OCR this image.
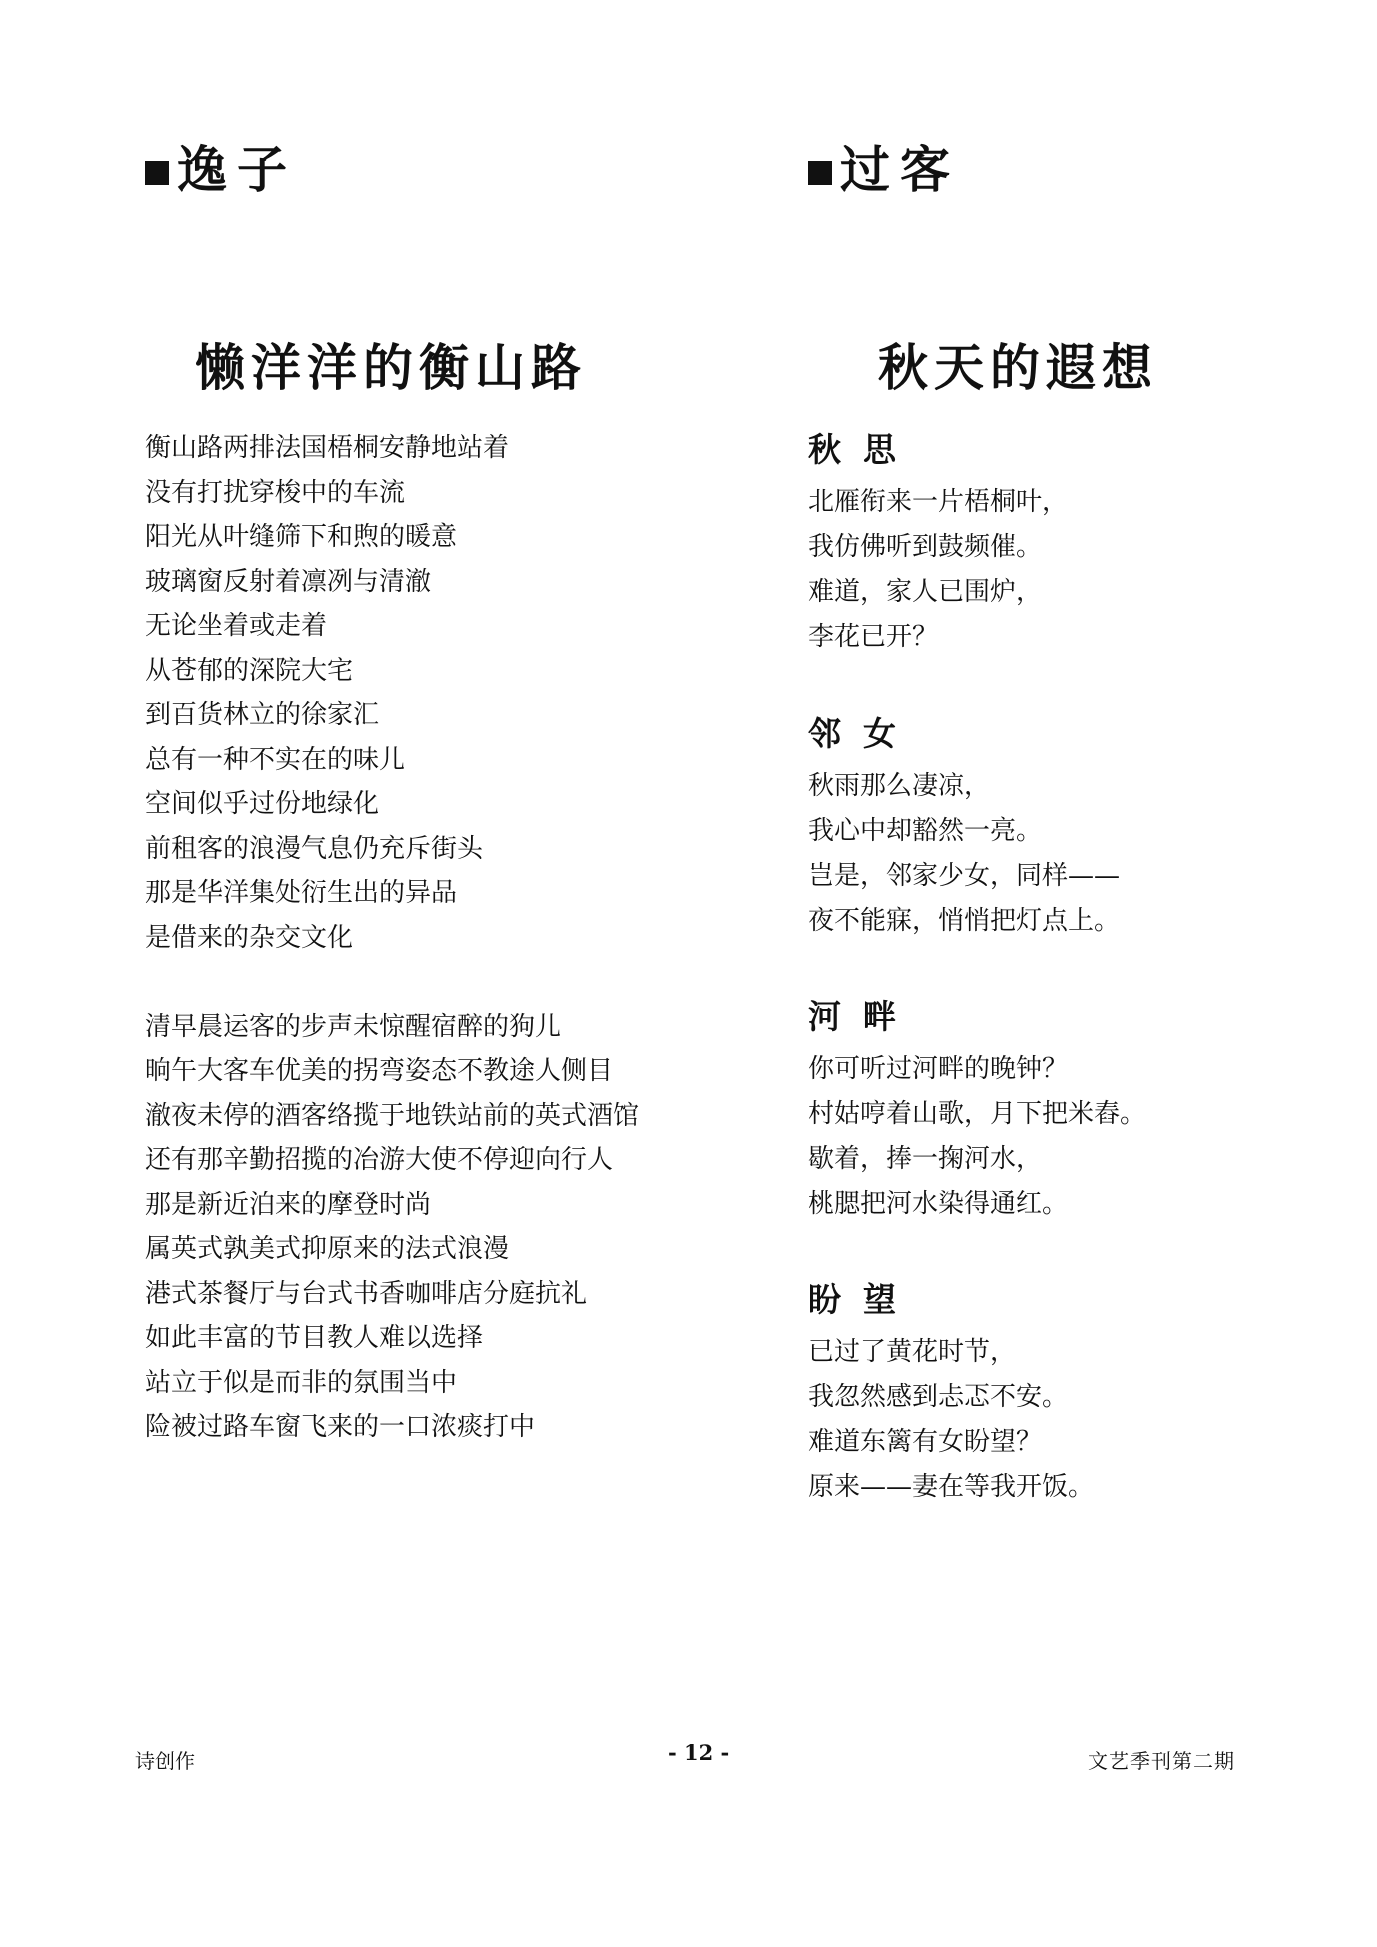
逸子
懒洋洋的衡山路
衡山路两排法国梧桐安静地站着
没有打扰穿梭中的车流
阳光从叶缝筛下和煦的暖意
玻璃窗反射着凛冽与清澈
无论坐着或走着
从苍郁的深院大宅
到百货林立的徐家汇
总有一种不实在的味儿
空间似乎过份地绿化
前租客的浪漫气息仍充斥街头
那是华洋集处衍生出的异品
是借来的杂交文化
清早晨运客的步声未惊醒宿醉的狗儿
晌午大客车优美的拐弯姿态不教途人侧目
澈夜未停的酒客络揽于地铁站前的英式酒馆
还有那辛勤招揽的冶游大使不停迎向行人
那是新近泊来的摩登时尚
属英式孰美式抑原来的法式浪漫
港式茶餐厅与台式书香咖啡店分庭抗礼
如此丰富的节目教人难以选择
站立于似是而非的氛围当中
险被过路车窗飞来的一口浓痰打中
过客
秋天的遐想
秋思
北雁衔来一片梧桐叶，
我仿佛听到鼓频催。
难道，家人已围炉，
李花已开？
邻女
秋雨那么凄凉，
我心中却豁然一亮。
岂是，邻家少女，同样——
夜不能寐，悄悄把灯点上。
河畔
你可听过河畔的晚钟？
村姑哼着山歌，月下把米舂。
歇着，捧一掬河水，
桃腮把河水染得通红。
盼望
已过了黄花时节，
我忽然感到忐忑不安。
难道东篱有女盼望？
原来——妻在等我开饭。
诗创作	- 12 -	文艺季刊第二期
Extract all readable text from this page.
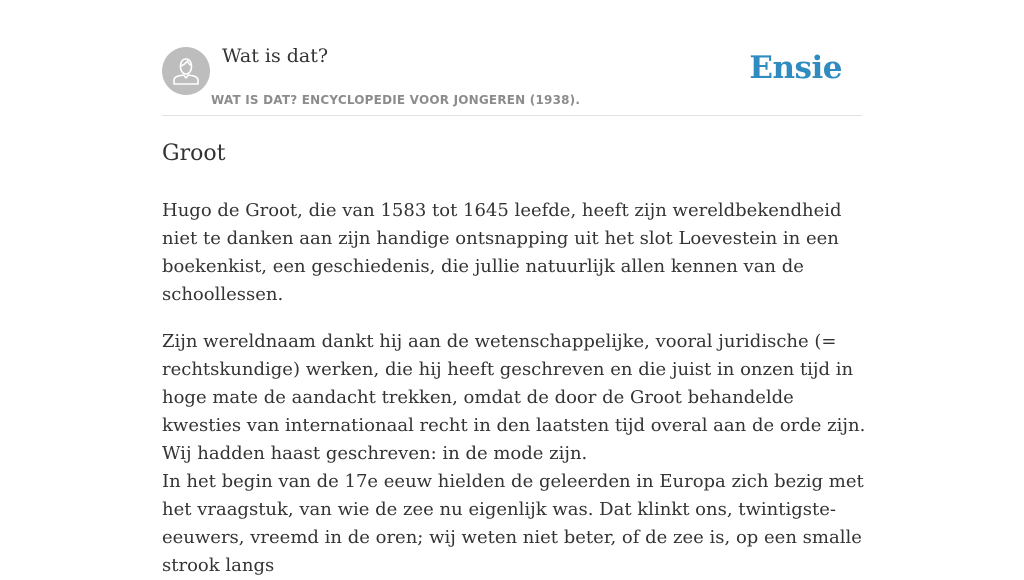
Wat is dat?
WAT IS DAT? ENCYCLOPEDIE VOOR JONGEREN (1938).
Ensie
Groot

Hugo de Groot, die van 1583 tot 1645 leefde, heeft zijn wereldbekendheid niet te danken aan zijn handige ontsnapping uit het slot Loevestein in een boekenkist, een geschiedenis, die jullie natuurlijk allen kennen van de schoollessen.

Zijn wereldnaam dankt hij aan de wetenschappelijke, vooral juridische (= rechtskundige) werken, die hij heeft geschreven en die juist in onzen tijd in hoge mate de aandacht trekken, omdat de door de Groot behandelde kwesties van internationaal recht in den laatsten tijd overal aan de orde zijn. Wij hadden haast geschreven: in de mode zijn.

In het begin van de 17e eeuw hielden de geleerden in Europa zich bezig met het vraagstuk, van wie de zee nu eigenlijk was. Dat klinkt ons, twintigste-eeuwers, vreemd in de oren; wij weten niet beter, of de zee is, op een smalle strook langs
══════════
Quote the data exactly, leaving every image out of the copy.

OCR this image.
逸子
懒洋洋的衡山路
衡山路两排法国梧桐安静地站着
没有打扰穿梭中的车流
阳光从叶缝筛下和煦的暖意
玻璃窗反射着凛冽与清澈
无论坐着或走着
从苍郁的深院大宅
到百货林立的徐家汇
总有一种不实在的味儿
空间似乎过份地绿化
前租客的浪漫气息仍充斥街头
那是华洋集处衍生出的异品
是借来的杂交文化
清早晨运客的步声未惊醒宿醉的狗儿
晌午大客车优美的拐弯姿态不教途人侧目
澈夜未停的酒客络揽于地铁站前的英式酒馆
还有那辛勤招揽的冶游大使不停迎向行人
那是新近泊来的摩登时尚
属英式孰美式抑原来的法式浪漫
港式茶餐厅与台式书香咖啡店分庭抗礼
如此丰富的节目教人难以选择
站立于似是而非的氛围当中
险被过路车窗飞来的一口浓痰打中
过客
秋天的遐想
秋思
北雁衔来一片梧桐叶，
我仿佛听到鼓频催。
难道，家人已围炉，
李花已开？
邻女
秋雨那么凄凉，
我心中却豁然一亮。
岂是，邻家少女，同样——
夜不能寐，悄悄把灯点上。
河畔
你可听过河畔的晚钟？
村姑哼着山歌，月下把米舂。
歇着，捧一掬河水，
桃腮把河水染得通红。
盼望
已过了黄花时节，
我忽然感到忐忑不安。
难道东篱有女盼望？
原来——妻在等我开饭。
诗创作	- 12 -	文艺季刊第二期
Extract all readable text from this page.
Wat is dat?
WAT IS DAT? ENCYCLOPEDIE VOOR JONGEREN (1938).
Ensie
Groot

Hugo de Groot, die van 1583 tot 1645 leefde, heeft zijn wereldbekendheid niet te danken aan zijn handige ontsnapping uit het slot Loevestein in een boekenkist, een geschiedenis, die jullie natuurlijk allen kennen van de schoollessen.

Zijn wereldnaam dankt hij aan de wetenschappelijke, vooral juridische (= rechtskundige) werken, die hij heeft geschreven en die juist in onzen tijd in hoge mate de aandacht trekken, omdat de door de Groot behandelde kwesties van internationaal recht in den laatsten tijd overal aan de orde zijn. Wij hadden haast geschreven: in de mode zijn.

In het begin van de 17e eeuw hielden de geleerden in Europa zich bezig met het vraagstuk, van wie de zee nu eigenlijk was. Dat klinkt ons, twintigste-eeuwers, vreemd in de oren; wij weten niet beter, of de zee is, op een smalle strook langs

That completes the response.